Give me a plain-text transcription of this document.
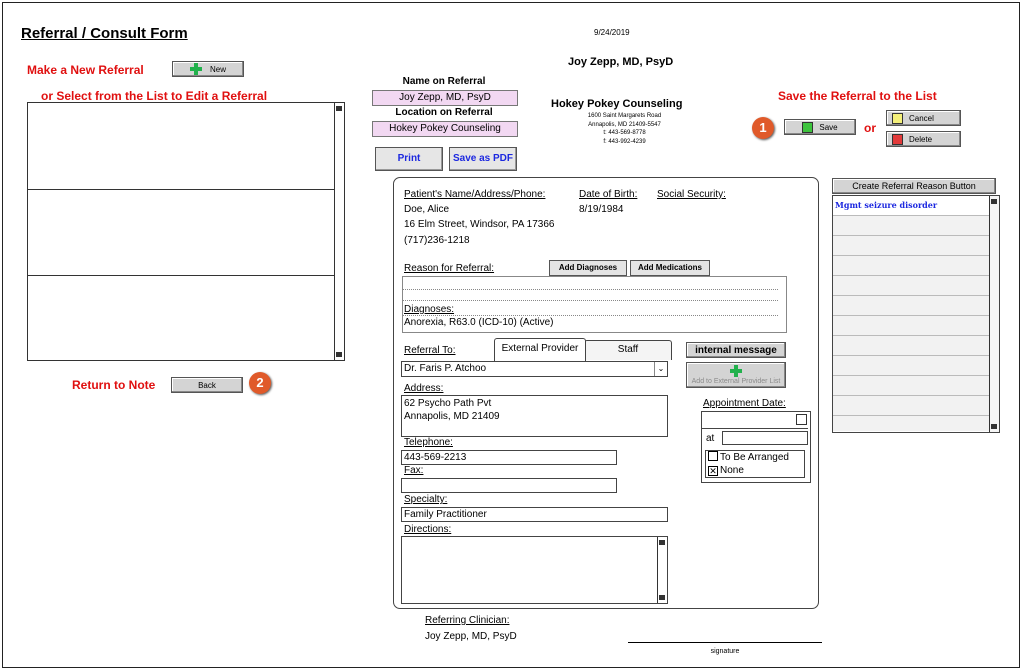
Referral / Consult Form	9/24/2019
Joy Zepp, MD, PsyD
Make a New Referral	New
or Select from the List to Edit a Referral
Return to Note	Back	2
Name on Referral
Joy Zepp, MD, PsyD
Location on Referral
Hokey Pokey Counseling
Print	Save as PDF
Hokey Pokey Counseling
1600 Saint Margarets Road
Annapolis, MD 21409-5547
t: 443-569-8778
f: 443-992-4239
Save the Referral to the List
1	Save or
Cancel
Delete
Patient's Name/Address/Phone:
Doe, Alice
16 Elm Street, Windsor, PA 17366
(717)236-1218
Date of Birth:
8/19/1984
Social Security:
Reason for Referral:	Add Diagnoses	Add Medications
Diagnoses:
Anorexia, R63.0 (ICD-10) (Active)
Referral To:	External Provider	Staff	internal message
Dr. Faris P. Atchoo	⌄
Add to External Provider List
Address:
62 Psycho Path Pvt
Annapolis, MD 21409
Telephone:
443-569-2213
Fax:
Specialty:
Family Practitioner
Directions:
Appointment Date:
at
To Be Arranged
✕ None
Create Referral Reason Button
Mgmt seizure disorder
Referring Clinician:
Joy Zepp, MD, PsyD
signature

§ **REQUIREMENTS**
Search the records for the word "Annapolis", then list every line that has it.

§ **ANSWER TO THIS EXERCISE**
Annapolis, MD 21409-5547
Annapolis, MD 21409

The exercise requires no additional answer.